| STATED PROBLEM |
Reproduce the listing below without changes, except that pictures are left out.

| LISTING |
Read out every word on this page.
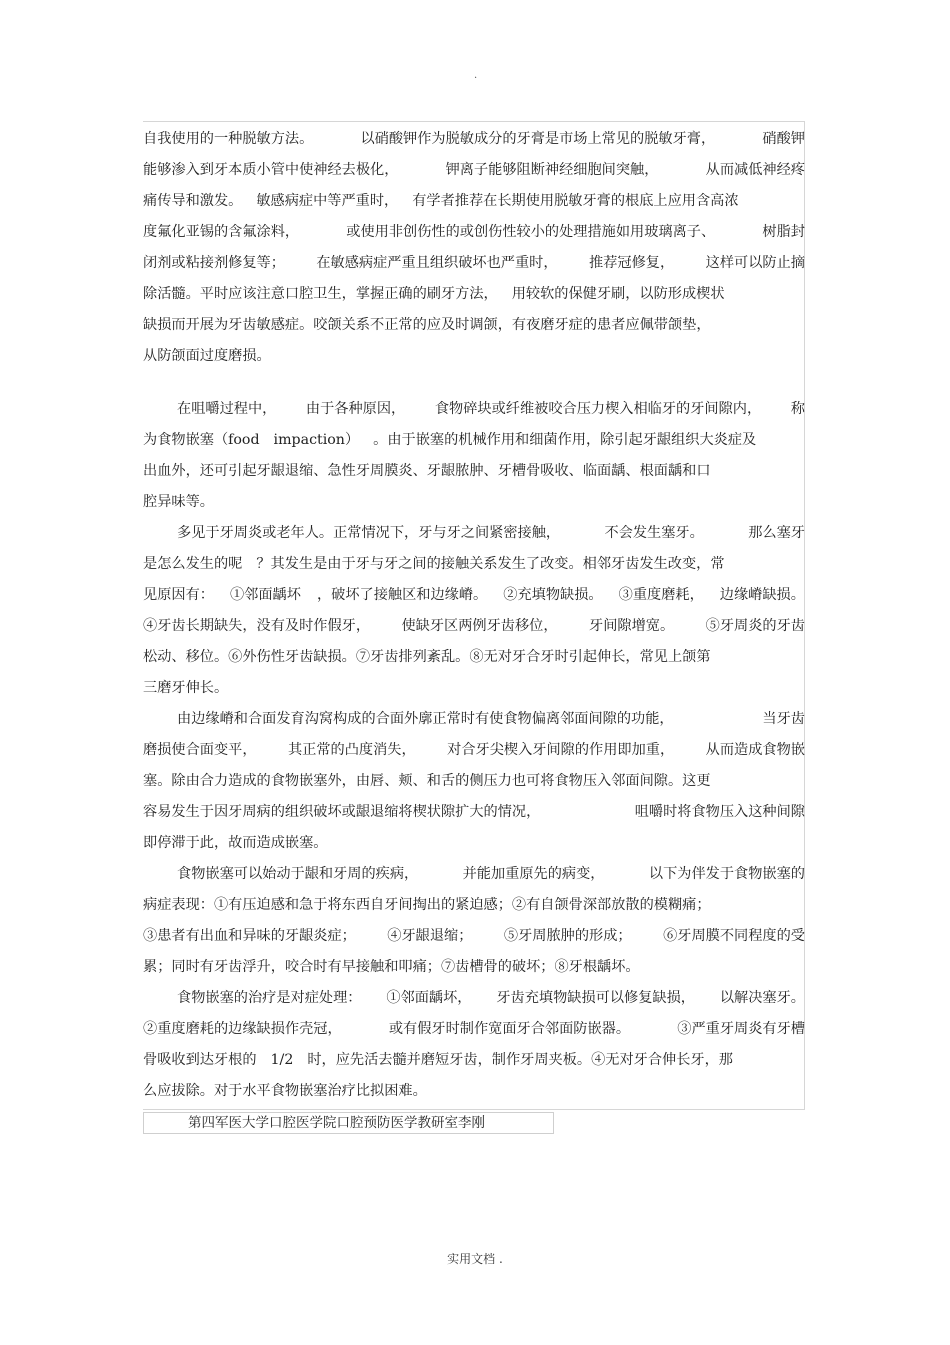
.
自我使用的一种脱敏方法。	以硝酸钾作为脱敏成分的牙膏是市场上常见的脱敏牙膏，	硝酸钾
能够渗入到牙本质小管中使神经去极化，	钾离子能够阻断神经细胞间突触，	从而减低神经疼
痛传导和激发。 敏感病症中等严重时， 有学者推荐在长期使用脱敏牙膏的根底上应用含高浓
度氟化亚锡的含氟涂料，	或使用非创伤性的或创伤性较小的处理措施如用玻璃离子、	树脂封
闭剂或粘接剂修复等； 在敏感病症严重且组织破坏也严重时， 推荐冠修复， 这样可以防止摘
除活髓。平时应该注意口腔卫生，掌握正确的刷牙方法， 用较软的保健牙刷，以防形成楔状
缺损而开展为牙齿敏感症。咬颌关系不正常的应及时调颌，有夜磨牙症的患者应佩带颌垫，
从防颌面过度磨损。
在咀嚼过程中， 由于各种原因， 食物碎块或纤维被咬合压力楔入相临牙的牙间隙内， 称
为食物嵌塞（food impaction） 。由于嵌塞的机械作用和细菌作用，除引起牙龈组织大炎症及
出血外，还可引起牙龈退缩、急性牙周膜炎、牙龈脓肿、牙槽骨吸收、临面龋、根面龋和口
腔异味等。
多见于牙周炎或老年人。正常情况下，牙与牙之间紧密接触，	不会发生塞牙。	那么塞牙
是怎么发生的呢 ？其发生是由于牙与牙之间的接触关系发生了改变。相邻牙齿发生改变，常
见原因有： ①邻面龋坏 ，破坏了接触区和边缘嵴。 ②充填物缺损。 ③重度磨耗， 边缘嵴缺损。
④牙齿长期缺失，没有及时作假牙， 使缺牙区两例牙齿移位， 牙间隙增宽。 ⑤牙周炎的牙齿
松动、移位。⑥外伤性牙齿缺损。⑦牙齿排列紊乱。⑧无对牙合牙时引起伸长，常见上颌第
三磨牙伸长。
由边缘嵴和合面发育沟窝构成的合面外廓正常时有使食物偏离邻面间隙的功能，	当牙齿
磨损使合面变平， 其正常的凸度消失， 对合牙尖楔入牙间隙的作用即加重， 从而造成食物嵌
塞。除由合力造成的食物嵌塞外，由唇、颊、和舌的侧压力也可将食物压入邻面间隙。这更
容易发生于因牙周病的组织破坏或龈退缩将楔状隙扩大的情况，	咀嚼时将食物压入这种间隙
即停滞于此，故而造成嵌塞。
食物嵌塞可以始动于龈和牙周的疾病，	并能加重原先的病变，	以下为伴发于食物嵌塞的
病症表现：①有压迫感和急于将东西自牙间掏出的紧迫感；②有自颌骨深部放散的模糊痛；
③患者有出血和异味的牙龈炎症； ④牙龈退缩； ⑤牙周脓肿的形成； ⑥牙周膜不同程度的受
累；同时有牙齿浮升，咬合时有早接触和叩痛；⑦齿槽骨的破坏；⑧牙根龋坏。
食物嵌塞的治疗是对症处理： ①邻面龋坏， 牙齿充填物缺损可以修复缺损， 以解决塞牙。
②重度磨耗的边缘缺损作壳冠，	或有假牙时制作宽面牙合邻面防嵌器。	③严重牙周炎有牙槽
骨吸收到达牙根的 1/2 时，应先活去髓并磨短牙齿，制作牙周夹板。④无对牙合伸长牙，那
么应拔除。对于水平食物嵌塞治疗比拟困难。
第四军医大学口腔医学院口腔预防医学教研室李刚
实用文档 .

| SOLUTION TO THE EXERCISE |
Read out every word on this page.
.
自我使用的一种脱敏方法。	以硝酸钾作为脱敏成分的牙膏是市场上常见的脱敏牙膏，	硝酸钾
能够渗入到牙本质小管中使神经去极化，	钾离子能够阻断神经细胞间突触，	从而减低神经疼
痛传导和激发。 敏感病症中等严重时， 有学者推荐在长期使用脱敏牙膏的根底上应用含高浓
度氟化亚锡的含氟涂料，	或使用非创伤性的或创伤性较小的处理措施如用玻璃离子、	树脂封
闭剂或粘接剂修复等； 在敏感病症严重且组织破坏也严重时， 推荐冠修复， 这样可以防止摘
除活髓。平时应该注意口腔卫生，掌握正确的刷牙方法， 用较软的保健牙刷，以防形成楔状
缺损而开展为牙齿敏感症。咬颌关系不正常的应及时调颌，有夜磨牙症的患者应佩带颌垫，
从防颌面过度磨损。
在咀嚼过程中， 由于各种原因， 食物碎块或纤维被咬合压力楔入相临牙的牙间隙内， 称
为食物嵌塞（food impaction） 。由于嵌塞的机械作用和细菌作用，除引起牙龈组织大炎症及
出血外，还可引起牙龈退缩、急性牙周膜炎、牙龈脓肿、牙槽骨吸收、临面龋、根面龋和口
腔异味等。
多见于牙周炎或老年人。正常情况下，牙与牙之间紧密接触，	不会发生塞牙。	那么塞牙
是怎么发生的呢 ？其发生是由于牙与牙之间的接触关系发生了改变。相邻牙齿发生改变，常
见原因有： ①邻面龋坏 ，破坏了接触区和边缘嵴。 ②充填物缺损。 ③重度磨耗， 边缘嵴缺损。
④牙齿长期缺失，没有及时作假牙， 使缺牙区两例牙齿移位， 牙间隙增宽。 ⑤牙周炎的牙齿
松动、移位。⑥外伤性牙齿缺损。⑦牙齿排列紊乱。⑧无对牙合牙时引起伸长，常见上颌第
三磨牙伸长。
由边缘嵴和合面发育沟窝构成的合面外廓正常时有使食物偏离邻面间隙的功能，	当牙齿
磨损使合面变平， 其正常的凸度消失， 对合牙尖楔入牙间隙的作用即加重， 从而造成食物嵌
塞。除由合力造成的食物嵌塞外，由唇、颊、和舌的侧压力也可将食物压入邻面间隙。这更
容易发生于因牙周病的组织破坏或龈退缩将楔状隙扩大的情况，	咀嚼时将食物压入这种间隙
即停滞于此，故而造成嵌塞。
食物嵌塞可以始动于龈和牙周的疾病，	并能加重原先的病变，	以下为伴发于食物嵌塞的
病症表现：①有压迫感和急于将东西自牙间掏出的紧迫感；②有自颌骨深部放散的模糊痛；
③患者有出血和异味的牙龈炎症； ④牙龈退缩； ⑤牙周脓肿的形成； ⑥牙周膜不同程度的受
累；同时有牙齿浮升，咬合时有早接触和叩痛；⑦齿槽骨的破坏；⑧牙根龋坏。
食物嵌塞的治疗是对症处理： ①邻面龋坏， 牙齿充填物缺损可以修复缺损， 以解决塞牙。
②重度磨耗的边缘缺损作壳冠，	或有假牙时制作宽面牙合邻面防嵌器。	③严重牙周炎有牙槽
骨吸收到达牙根的 1/2 时，应先活去髓并磨短牙齿，制作牙周夹板。④无对牙合伸长牙，那
么应拔除。对于水平食物嵌塞治疗比拟困难。
第四军医大学口腔医学院口腔预防医学教研室李刚
实用文档 .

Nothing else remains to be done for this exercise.